## SOURCE MATERIAL
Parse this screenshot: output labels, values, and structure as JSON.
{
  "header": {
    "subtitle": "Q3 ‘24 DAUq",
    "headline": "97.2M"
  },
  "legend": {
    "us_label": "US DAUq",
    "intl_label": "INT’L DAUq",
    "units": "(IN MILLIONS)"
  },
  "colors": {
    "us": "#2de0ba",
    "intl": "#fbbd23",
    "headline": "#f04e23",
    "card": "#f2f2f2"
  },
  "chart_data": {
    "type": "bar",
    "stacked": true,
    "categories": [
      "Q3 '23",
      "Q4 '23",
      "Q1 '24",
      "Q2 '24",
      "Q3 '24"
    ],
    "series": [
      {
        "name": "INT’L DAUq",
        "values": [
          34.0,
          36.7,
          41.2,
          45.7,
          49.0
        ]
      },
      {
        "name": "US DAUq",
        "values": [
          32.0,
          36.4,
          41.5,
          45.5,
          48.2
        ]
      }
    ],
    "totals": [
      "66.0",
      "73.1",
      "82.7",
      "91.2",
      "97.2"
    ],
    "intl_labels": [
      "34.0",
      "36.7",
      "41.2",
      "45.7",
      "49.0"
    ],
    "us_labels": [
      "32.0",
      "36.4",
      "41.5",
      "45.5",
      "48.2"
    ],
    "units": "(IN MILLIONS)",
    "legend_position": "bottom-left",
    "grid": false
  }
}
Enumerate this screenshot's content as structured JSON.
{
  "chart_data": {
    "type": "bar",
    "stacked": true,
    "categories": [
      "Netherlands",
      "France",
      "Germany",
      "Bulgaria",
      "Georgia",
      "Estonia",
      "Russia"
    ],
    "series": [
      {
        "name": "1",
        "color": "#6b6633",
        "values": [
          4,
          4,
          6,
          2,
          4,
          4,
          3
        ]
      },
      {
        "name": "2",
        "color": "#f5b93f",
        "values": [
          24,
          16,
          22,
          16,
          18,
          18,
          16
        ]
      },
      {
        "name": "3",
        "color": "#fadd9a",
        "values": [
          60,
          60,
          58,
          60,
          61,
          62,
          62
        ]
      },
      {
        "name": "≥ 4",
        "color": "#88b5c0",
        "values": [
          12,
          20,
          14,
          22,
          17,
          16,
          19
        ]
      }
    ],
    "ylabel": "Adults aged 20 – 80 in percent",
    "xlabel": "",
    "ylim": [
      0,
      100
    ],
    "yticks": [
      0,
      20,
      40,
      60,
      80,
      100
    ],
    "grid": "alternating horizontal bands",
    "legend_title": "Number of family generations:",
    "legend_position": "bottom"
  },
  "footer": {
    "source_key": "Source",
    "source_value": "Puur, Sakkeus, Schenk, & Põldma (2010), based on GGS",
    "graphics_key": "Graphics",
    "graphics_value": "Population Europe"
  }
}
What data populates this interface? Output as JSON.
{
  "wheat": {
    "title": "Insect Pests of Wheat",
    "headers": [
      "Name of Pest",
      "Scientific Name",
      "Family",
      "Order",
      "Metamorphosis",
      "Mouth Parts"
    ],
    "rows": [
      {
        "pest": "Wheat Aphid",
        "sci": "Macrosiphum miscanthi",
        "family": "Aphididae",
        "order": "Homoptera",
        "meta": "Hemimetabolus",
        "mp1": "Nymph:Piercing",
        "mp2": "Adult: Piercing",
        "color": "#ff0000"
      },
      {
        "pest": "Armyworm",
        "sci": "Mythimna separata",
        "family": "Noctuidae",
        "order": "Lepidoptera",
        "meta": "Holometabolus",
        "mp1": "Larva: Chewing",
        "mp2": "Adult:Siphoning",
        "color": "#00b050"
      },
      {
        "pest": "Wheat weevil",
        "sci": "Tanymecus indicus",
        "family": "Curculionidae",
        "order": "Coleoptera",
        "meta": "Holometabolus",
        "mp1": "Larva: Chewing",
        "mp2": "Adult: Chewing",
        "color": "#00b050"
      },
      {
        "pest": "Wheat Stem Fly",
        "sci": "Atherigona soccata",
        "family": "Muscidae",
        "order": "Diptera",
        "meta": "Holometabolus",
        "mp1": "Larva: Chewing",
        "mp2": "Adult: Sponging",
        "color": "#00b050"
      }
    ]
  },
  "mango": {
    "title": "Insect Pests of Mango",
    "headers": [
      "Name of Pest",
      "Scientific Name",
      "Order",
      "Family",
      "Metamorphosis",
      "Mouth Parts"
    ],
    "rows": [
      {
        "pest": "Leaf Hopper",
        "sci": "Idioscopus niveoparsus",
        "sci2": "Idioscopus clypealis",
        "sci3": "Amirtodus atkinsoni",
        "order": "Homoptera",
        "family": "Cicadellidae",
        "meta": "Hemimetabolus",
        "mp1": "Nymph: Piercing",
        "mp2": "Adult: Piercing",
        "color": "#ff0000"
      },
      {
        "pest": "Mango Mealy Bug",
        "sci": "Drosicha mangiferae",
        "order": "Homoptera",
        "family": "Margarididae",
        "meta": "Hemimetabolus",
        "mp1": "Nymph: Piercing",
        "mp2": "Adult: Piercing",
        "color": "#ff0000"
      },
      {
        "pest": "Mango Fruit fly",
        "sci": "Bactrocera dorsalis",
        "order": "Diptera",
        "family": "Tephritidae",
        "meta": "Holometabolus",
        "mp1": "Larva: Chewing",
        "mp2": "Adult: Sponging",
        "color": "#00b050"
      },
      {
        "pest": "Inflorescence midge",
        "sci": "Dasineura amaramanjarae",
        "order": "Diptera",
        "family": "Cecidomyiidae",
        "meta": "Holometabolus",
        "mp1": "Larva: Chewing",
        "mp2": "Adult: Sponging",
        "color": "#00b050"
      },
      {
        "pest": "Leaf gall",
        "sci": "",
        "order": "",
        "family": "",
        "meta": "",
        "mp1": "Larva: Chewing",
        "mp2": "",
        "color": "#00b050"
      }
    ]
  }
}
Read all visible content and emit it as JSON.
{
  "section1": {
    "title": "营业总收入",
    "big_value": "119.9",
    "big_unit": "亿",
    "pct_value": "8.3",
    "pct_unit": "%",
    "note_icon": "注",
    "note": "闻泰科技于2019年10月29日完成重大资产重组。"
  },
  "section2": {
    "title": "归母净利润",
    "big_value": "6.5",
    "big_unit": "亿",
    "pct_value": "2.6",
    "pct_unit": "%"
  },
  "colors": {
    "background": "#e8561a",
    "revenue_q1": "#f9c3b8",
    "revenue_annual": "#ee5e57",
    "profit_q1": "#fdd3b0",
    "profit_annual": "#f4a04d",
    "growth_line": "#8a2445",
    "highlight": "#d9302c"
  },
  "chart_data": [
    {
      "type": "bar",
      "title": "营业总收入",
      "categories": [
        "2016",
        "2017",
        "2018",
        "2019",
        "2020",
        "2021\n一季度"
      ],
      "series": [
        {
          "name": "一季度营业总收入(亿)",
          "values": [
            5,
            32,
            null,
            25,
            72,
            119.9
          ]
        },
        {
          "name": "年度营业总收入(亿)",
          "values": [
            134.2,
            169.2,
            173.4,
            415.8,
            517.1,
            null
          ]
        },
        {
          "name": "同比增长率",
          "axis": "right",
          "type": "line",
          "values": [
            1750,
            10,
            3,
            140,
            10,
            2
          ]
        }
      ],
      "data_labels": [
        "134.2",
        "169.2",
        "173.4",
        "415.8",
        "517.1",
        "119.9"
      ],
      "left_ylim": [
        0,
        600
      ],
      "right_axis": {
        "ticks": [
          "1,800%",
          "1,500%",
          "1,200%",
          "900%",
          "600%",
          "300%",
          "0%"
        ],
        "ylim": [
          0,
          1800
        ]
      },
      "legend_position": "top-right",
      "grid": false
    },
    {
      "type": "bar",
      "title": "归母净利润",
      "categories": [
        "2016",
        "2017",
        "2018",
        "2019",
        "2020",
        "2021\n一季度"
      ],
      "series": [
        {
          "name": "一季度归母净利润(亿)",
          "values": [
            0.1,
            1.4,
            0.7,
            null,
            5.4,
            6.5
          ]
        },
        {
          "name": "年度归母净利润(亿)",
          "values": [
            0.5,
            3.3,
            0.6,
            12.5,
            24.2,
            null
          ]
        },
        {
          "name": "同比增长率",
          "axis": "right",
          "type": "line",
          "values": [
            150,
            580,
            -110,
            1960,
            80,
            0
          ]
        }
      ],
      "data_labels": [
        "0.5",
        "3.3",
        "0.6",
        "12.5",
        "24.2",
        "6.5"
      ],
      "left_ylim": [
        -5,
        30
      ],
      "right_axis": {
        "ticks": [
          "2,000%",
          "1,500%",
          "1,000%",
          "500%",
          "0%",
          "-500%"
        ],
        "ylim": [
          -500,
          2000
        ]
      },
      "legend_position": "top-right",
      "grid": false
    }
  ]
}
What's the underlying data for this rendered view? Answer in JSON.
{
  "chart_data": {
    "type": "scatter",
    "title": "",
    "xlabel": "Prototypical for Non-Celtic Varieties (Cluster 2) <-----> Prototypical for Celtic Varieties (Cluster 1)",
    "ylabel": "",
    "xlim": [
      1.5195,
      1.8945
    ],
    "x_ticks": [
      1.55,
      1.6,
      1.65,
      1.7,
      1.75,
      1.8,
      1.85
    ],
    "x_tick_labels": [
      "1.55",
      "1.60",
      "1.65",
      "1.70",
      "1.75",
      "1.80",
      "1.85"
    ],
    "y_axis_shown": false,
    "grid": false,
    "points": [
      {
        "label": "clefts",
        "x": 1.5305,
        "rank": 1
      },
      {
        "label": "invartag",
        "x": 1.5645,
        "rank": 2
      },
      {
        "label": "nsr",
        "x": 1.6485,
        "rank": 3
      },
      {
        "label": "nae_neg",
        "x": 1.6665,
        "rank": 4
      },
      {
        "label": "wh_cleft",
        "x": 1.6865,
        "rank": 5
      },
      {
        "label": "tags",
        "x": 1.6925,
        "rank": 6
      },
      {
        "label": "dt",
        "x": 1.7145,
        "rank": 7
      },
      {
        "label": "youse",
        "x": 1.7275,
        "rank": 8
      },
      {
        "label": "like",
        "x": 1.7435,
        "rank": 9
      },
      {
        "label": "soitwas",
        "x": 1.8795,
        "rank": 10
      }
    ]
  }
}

## EXERCISE TASK
From the listing above, pick out every line containing "bottom".

## ANSWER FOR THIS EXERCISE
    "legend_position": "bottom-left",
    "legend_position": "bottom"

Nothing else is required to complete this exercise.